* **Problem**
Copy out the records precisely, omitting pictures.
---------- Input records ----------
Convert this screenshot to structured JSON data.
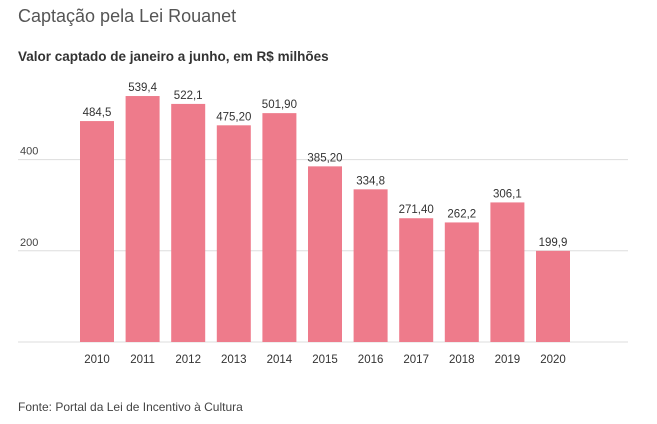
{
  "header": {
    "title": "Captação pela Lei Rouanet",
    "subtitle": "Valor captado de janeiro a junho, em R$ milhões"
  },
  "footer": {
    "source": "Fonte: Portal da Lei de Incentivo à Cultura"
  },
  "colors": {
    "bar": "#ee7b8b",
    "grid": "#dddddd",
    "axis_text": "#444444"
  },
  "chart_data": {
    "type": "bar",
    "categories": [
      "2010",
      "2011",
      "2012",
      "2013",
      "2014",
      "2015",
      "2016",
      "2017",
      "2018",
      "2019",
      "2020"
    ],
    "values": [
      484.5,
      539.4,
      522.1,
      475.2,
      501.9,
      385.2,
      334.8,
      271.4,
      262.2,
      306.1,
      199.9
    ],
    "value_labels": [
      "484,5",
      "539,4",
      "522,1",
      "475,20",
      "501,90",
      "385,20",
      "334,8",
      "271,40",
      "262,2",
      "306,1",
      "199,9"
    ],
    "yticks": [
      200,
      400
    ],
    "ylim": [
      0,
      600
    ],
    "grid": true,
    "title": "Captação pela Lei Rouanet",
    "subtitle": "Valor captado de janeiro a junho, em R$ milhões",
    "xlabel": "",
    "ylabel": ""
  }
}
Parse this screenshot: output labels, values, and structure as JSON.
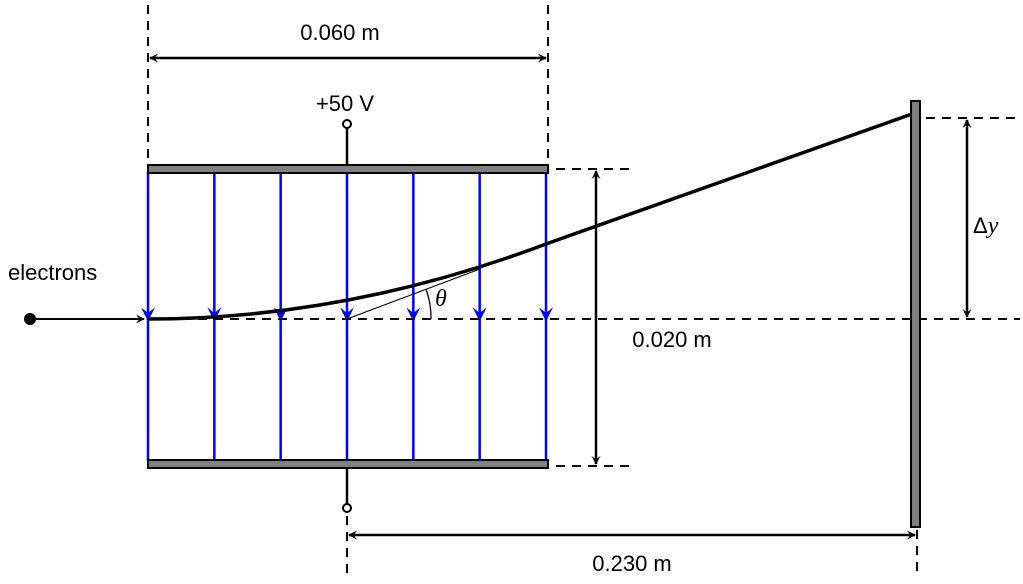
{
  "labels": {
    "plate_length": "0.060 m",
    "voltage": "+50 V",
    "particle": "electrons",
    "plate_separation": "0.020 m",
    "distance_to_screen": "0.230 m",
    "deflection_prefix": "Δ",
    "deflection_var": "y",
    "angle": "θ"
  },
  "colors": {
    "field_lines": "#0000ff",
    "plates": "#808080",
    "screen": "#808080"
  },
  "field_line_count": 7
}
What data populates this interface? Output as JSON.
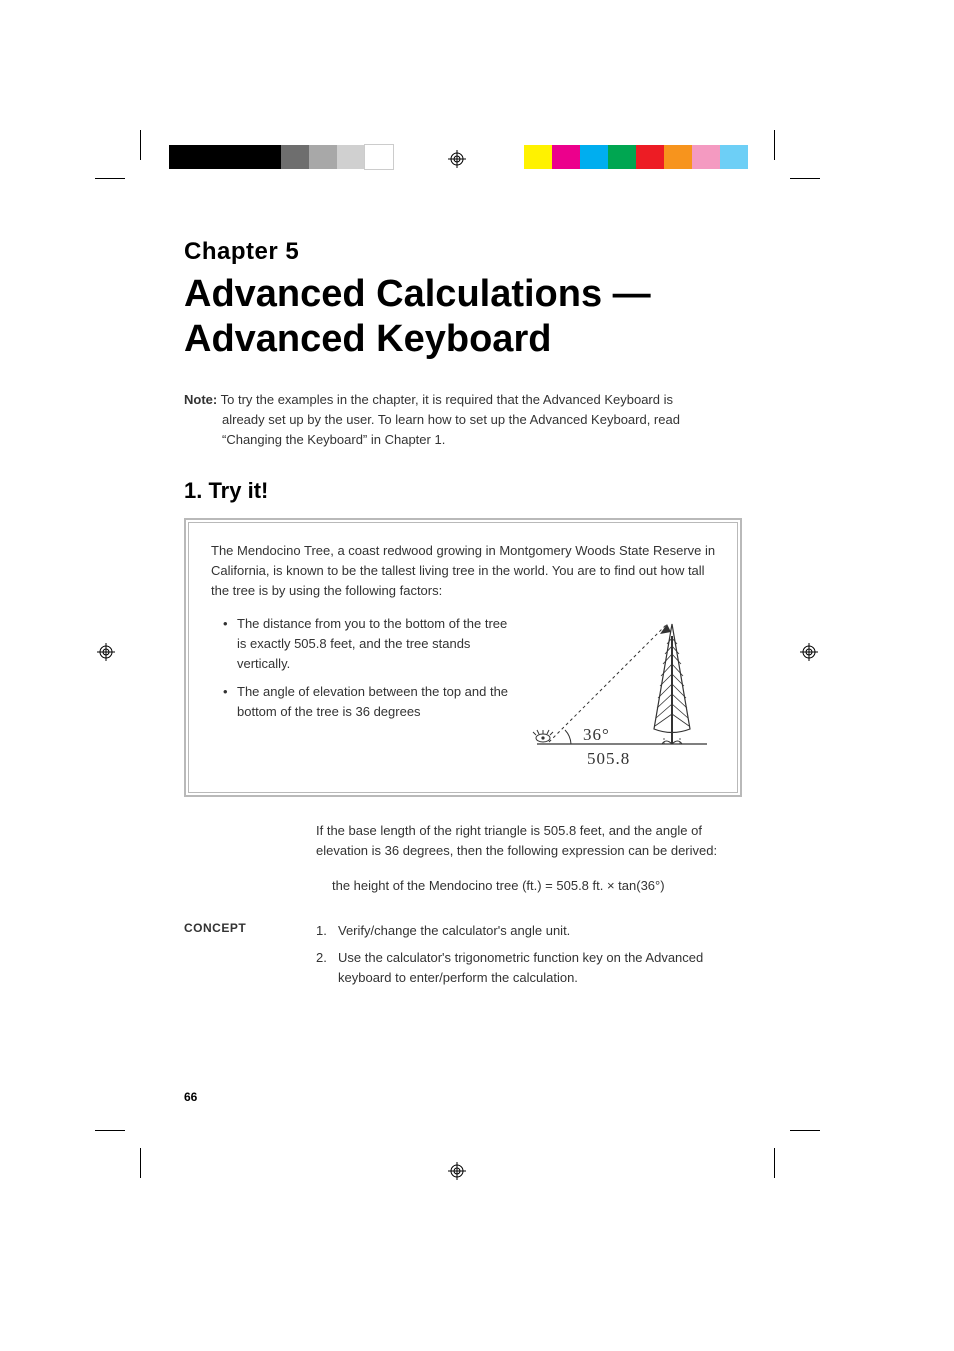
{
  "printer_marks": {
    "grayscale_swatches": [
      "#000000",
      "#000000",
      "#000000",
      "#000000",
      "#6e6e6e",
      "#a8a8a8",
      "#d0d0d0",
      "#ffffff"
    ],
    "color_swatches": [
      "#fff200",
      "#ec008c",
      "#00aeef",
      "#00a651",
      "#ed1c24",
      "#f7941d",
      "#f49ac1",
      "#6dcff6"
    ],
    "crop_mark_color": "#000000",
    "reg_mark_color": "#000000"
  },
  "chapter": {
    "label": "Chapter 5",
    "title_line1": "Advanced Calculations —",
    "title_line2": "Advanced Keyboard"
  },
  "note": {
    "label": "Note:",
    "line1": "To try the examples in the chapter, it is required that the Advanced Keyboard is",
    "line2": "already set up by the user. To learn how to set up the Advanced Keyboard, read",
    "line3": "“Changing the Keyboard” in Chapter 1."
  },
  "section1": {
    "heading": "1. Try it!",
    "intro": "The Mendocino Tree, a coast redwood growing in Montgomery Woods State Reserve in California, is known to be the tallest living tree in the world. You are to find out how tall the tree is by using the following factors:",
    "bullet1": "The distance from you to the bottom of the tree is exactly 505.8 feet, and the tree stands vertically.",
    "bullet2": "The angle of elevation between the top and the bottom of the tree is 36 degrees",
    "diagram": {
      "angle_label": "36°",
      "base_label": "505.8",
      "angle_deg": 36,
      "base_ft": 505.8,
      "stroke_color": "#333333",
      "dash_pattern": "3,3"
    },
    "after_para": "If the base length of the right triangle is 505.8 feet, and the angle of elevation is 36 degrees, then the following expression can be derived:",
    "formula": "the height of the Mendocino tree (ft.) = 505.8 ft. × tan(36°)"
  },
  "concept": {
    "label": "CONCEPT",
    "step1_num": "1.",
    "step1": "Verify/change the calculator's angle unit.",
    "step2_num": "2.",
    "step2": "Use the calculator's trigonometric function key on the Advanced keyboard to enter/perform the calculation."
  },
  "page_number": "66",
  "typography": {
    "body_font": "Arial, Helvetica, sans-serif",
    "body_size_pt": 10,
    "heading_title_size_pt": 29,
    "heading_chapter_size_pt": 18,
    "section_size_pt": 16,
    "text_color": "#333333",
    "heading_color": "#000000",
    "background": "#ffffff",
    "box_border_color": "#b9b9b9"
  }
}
----------
* **Correct answer**
Convert this screenshot to structured JSON data.
{
  "header": {
    "title": "Captação pela Lei Rouanet",
    "subtitle": "Valor captado de janeiro a junho, em R$ milhões"
  },
  "footer": {
    "source": "Fonte: Portal da Lei de Incentivo à Cultura"
  },
  "colors": {
    "bar": "#ee7b8b",
    "grid": "#dddddd",
    "axis_text": "#444444"
  },
  "chart_data": {
    "type": "bar",
    "categories": [
      "2010",
      "2011",
      "2012",
      "2013",
      "2014",
      "2015",
      "2016",
      "2017",
      "2018",
      "2019",
      "2020"
    ],
    "values": [
      484.5,
      539.4,
      522.1,
      475.2,
      501.9,
      385.2,
      334.8,
      271.4,
      262.2,
      306.1,
      199.9
    ],
    "value_labels": [
      "484,5",
      "539,4",
      "522,1",
      "475,20",
      "501,90",
      "385,20",
      "334,8",
      "271,40",
      "262,2",
      "306,1",
      "199,9"
    ],
    "yticks": [
      200,
      400
    ],
    "ylim": [
      0,
      600
    ],
    "grid": true,
    "title": "Captação pela Lei Rouanet",
    "subtitle": "Valor captado de janeiro a junho, em R$ milhões",
    "xlabel": "",
    "ylabel": ""
  }
}
Parse this screenshot: output labels, values, and structure as JSON.
{
  "labels": {
    "plate_length": "0.060 m",
    "voltage": "+50 V",
    "particle": "electrons",
    "plate_separation": "0.020 m",
    "distance_to_screen": "0.230 m",
    "deflection_prefix": "Δ",
    "deflection_var": "y",
    "angle": "θ"
  },
  "colors": {
    "field_lines": "#0000ff",
    "plates": "#808080",
    "screen": "#808080"
  },
  "field_line_count": 7
}
What data populates this interface? Output as JSON.
{
  "printer_marks": {
    "grayscale_swatches": [
      "#000000",
      "#000000",
      "#000000",
      "#000000",
      "#6e6e6e",
      "#a8a8a8",
      "#d0d0d0",
      "#ffffff"
    ],
    "color_swatches": [
      "#fff200",
      "#ec008c",
      "#00aeef",
      "#00a651",
      "#ed1c24",
      "#f7941d",
      "#f49ac1",
      "#6dcff6"
    ],
    "crop_mark_color": "#000000",
    "reg_mark_color": "#000000"
  },
  "chapter": {
    "label": "Chapter 5",
    "title_line1": "Advanced Calculations —",
    "title_line2": "Advanced Keyboard"
  },
  "note": {
    "label": "Note:",
    "line1": "To try the examples in the chapter, it is required that the Advanced Keyboard is",
    "line2": "already set up by the user. To learn how to set up the Advanced Keyboard, read",
    "line3": "“Changing the Keyboard” in Chapter 1."
  },
  "section1": {
    "heading": "1. Try it!",
    "intro": "The Mendocino Tree, a coast redwood growing in Montgomery Woods State Reserve in California, is known to be the tallest living tree in the world. You are to find out how tall the tree is by using the following factors:",
    "bullet1": "The distance from you to the bottom of the tree is exactly 505.8 feet, and the tree stands vertically.",
    "bullet2": "The angle of elevation between the top and the bottom of the tree is 36 degrees",
    "diagram": {
      "angle_label": "36°",
      "base_label": "505.8",
      "angle_deg": 36,
      "base_ft": 505.8,
      "stroke_color": "#333333",
      "dash_pattern": "3,3"
    },
    "after_para": "If the base length of the right triangle is 505.8 feet, and the angle of elevation is 36 degrees, then the following expression can be derived:",
    "formula": "the height of the Mendocino tree (ft.) = 505.8 ft. × tan(36°)"
  },
  "concept": {
    "label": "CONCEPT",
    "step1_num": "1.",
    "step1": "Verify/change the calculator's angle unit.",
    "step2_num": "2.",
    "step2": "Use the calculator's trigonometric function key on the Advanced keyboard to enter/perform the calculation."
  },
  "page_number": "66",
  "typography": {
    "body_font": "Arial, Helvetica, sans-serif",
    "body_size_pt": 10,
    "heading_title_size_pt": 29,
    "heading_chapter_size_pt": 18,
    "section_size_pt": 16,
    "text_color": "#333333",
    "heading_color": "#000000",
    "background": "#ffffff",
    "box_border_color": "#b9b9b9"
  }
}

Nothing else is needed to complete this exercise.